→ What needs to be done
Write out again, unchanged, the rows below, starting with the very first one and going on through the line with "outlier-point (119, 365, 125, 370)", both included.

→ Task inputs
· · · ·
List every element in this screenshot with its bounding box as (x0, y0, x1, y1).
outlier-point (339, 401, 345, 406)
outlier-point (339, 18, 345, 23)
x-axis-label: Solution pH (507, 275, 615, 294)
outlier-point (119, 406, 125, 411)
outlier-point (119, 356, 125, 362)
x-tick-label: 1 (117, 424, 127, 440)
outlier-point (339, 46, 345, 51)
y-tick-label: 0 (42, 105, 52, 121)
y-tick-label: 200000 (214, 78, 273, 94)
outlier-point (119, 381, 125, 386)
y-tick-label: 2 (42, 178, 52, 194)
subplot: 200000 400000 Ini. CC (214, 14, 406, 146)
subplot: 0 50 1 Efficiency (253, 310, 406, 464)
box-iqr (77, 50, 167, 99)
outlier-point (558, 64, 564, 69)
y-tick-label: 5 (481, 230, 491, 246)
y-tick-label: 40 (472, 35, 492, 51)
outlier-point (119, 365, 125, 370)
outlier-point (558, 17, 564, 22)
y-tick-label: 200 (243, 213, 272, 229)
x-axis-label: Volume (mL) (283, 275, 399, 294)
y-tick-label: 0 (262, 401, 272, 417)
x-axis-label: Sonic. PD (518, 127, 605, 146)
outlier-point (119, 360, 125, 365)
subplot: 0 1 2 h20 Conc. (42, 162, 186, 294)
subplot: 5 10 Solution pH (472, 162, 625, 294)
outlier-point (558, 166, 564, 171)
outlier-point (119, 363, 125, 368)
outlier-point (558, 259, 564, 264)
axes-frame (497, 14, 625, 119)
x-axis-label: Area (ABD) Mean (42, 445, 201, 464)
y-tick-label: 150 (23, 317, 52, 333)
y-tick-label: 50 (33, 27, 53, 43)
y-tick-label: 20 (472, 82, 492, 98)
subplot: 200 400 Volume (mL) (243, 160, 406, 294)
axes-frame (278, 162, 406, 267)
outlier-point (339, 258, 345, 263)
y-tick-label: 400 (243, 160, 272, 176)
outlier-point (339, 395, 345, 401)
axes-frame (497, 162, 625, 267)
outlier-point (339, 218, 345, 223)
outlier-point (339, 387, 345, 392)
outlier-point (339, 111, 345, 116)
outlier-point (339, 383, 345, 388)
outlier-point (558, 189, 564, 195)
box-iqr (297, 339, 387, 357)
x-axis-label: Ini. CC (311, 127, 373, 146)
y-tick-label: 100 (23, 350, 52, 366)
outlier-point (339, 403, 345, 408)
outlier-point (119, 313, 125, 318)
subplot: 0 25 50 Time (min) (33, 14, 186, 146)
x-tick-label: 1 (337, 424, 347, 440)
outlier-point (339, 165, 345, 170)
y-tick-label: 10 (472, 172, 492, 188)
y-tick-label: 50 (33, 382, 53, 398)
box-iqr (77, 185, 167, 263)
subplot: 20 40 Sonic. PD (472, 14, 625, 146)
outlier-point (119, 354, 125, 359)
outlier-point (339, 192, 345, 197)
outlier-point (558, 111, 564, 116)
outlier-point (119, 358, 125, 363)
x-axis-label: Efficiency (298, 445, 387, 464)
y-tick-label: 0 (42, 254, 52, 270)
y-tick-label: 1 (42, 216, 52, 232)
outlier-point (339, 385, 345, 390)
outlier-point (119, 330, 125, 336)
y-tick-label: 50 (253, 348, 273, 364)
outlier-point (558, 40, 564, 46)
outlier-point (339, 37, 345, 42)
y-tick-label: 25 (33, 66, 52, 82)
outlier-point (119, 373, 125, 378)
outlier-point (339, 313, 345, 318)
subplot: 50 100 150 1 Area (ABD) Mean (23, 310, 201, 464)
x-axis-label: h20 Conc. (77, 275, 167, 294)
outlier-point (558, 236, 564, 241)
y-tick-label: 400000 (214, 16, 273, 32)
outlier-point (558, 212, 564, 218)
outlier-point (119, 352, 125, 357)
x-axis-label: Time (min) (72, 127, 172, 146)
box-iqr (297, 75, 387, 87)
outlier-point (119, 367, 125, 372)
· · · ·
→ Reply to the exercise
List every element in this screenshot with its bounding box as (x0, y0, x1, y1).
outlier-point (339, 401, 345, 406)
outlier-point (339, 18, 345, 23)
x-axis-label: Solution pH (507, 275, 615, 294)
outlier-point (119, 406, 125, 411)
outlier-point (119, 356, 125, 362)
x-tick-label: 1 (117, 424, 127, 440)
outlier-point (339, 46, 345, 51)
y-tick-label: 0 (42, 105, 52, 121)
y-tick-label: 200000 (214, 78, 273, 94)
outlier-point (119, 381, 125, 386)
y-tick-label: 2 (42, 178, 52, 194)
subplot: 200000 400000 Ini. CC (214, 14, 406, 146)
subplot: 0 50 1 Efficiency (253, 310, 406, 464)
box-iqr (77, 50, 167, 99)
outlier-point (558, 64, 564, 69)
y-tick-label: 5 (481, 230, 491, 246)
y-tick-label: 40 (472, 35, 492, 51)
outlier-point (119, 365, 125, 370)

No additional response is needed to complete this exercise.